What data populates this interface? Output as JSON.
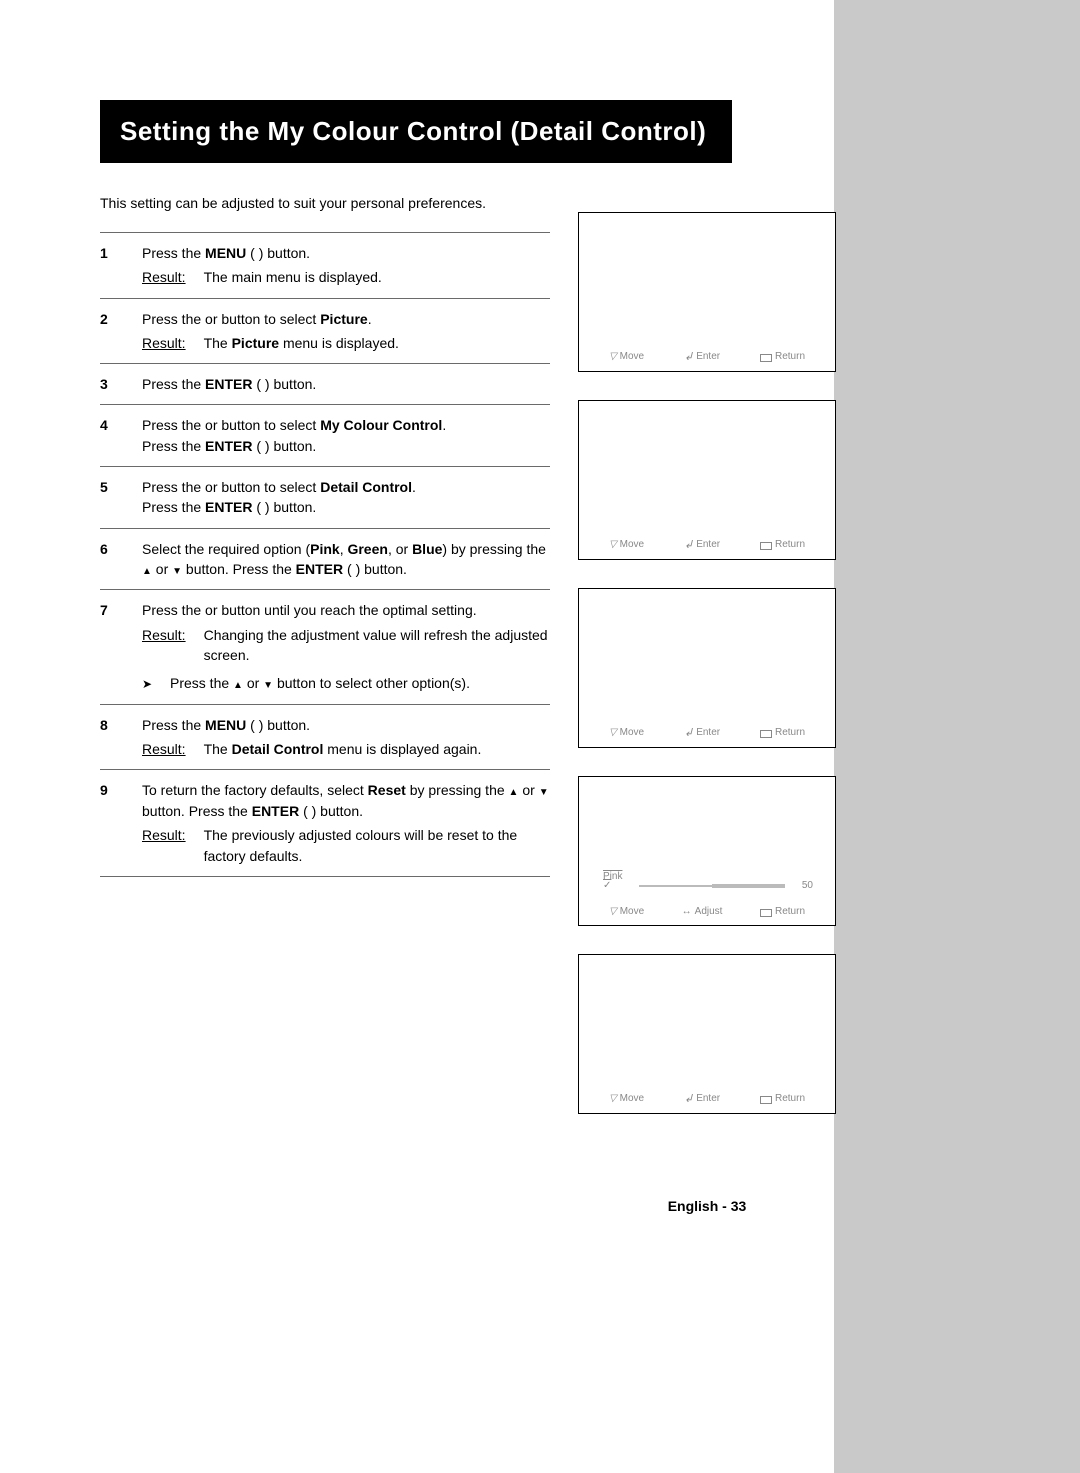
{
  "title": "Setting the My Colour Control (Detail Control)",
  "intro": "This setting can be adjusted to suit your personal preferences.",
  "steps": {
    "n1": "1",
    "s1a": "Press the ",
    "s1_menu": "MENU",
    "s1b": " (        ) button.",
    "s1_result": "The main menu is displayed.",
    "n2": "2",
    "s2a": "Press the     or     button to select ",
    "s2_picture": "Picture",
    "s2b": ".",
    "s2_result_a": "The ",
    "s2_result_picture": "Picture",
    "s2_result_b": " menu is displayed.",
    "n3": "3",
    "s3a": "Press the ",
    "s3_enter": "ENTER",
    "s3b": " (        ) button.",
    "n4": "4",
    "s4a": "Press the     or     button to select ",
    "s4_mcc": "My Colour Control",
    "s4b": ".",
    "s4c": "Press the ",
    "s4_enter": "ENTER",
    "s4d": " (        ) button.",
    "n5": "5",
    "s5a": "Press the     or     button to select ",
    "s5_dc": "Detail Control",
    "s5b": ".",
    "s5c": "Press the ",
    "s5_enter": "ENTER",
    "s5d": " (        ) button.",
    "n6": "6",
    "s6a": "Select the required option (",
    "s6_pink": "Pink",
    "s6b": ", ",
    "s6_green": "Green",
    "s6c": ", or ",
    "s6_blue": "Blue",
    "s6d": ") by pressing the ",
    "s6_or": " or ",
    "s6e": " button. Press the ",
    "s6_enter": "ENTER",
    "s6f": " (        ) button.",
    "n7": "7",
    "s7a": "Press the     or     button until you reach the optimal setting.",
    "s7_result": "Changing the adjustment value will refresh the adjusted screen.",
    "s7_note_a": "Press the ",
    "s7_note_or": " or ",
    "s7_note_b": " button to select other option(s).",
    "n8": "8",
    "s8a": "Press the ",
    "s8_menu": "MENU",
    "s8b": " (        ) button.",
    "s8_result_a": "The ",
    "s8_result_dc": "Detail Control",
    "s8_result_b": " menu is displayed again.",
    "n9": "9",
    "s9a": "To return the factory defaults, select ",
    "s9_reset": "Reset",
    "s9b": " by pressing the ",
    "s9_or": " or ",
    "s9c": " button. Press the ",
    "s9_enter": "ENTER",
    "s9d": " (        ) button.",
    "s9_result": "The previously adjusted colours will be reset to the factory defaults."
  },
  "result_label": "Result:",
  "osd": {
    "move": "Move",
    "enter": "Enter",
    "return": "Return",
    "adjust": "Adjust",
    "pink_label": "Pink",
    "pink_value": "50"
  },
  "footer": "English - 33"
}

....

*REQUIRED TASK*:
Show every line of the listing in which the string "option" can be found.

*CORRECT RESULT*:
    "s6a": "Select the required option (",
    "s7_note_b": " button to select other option(s).",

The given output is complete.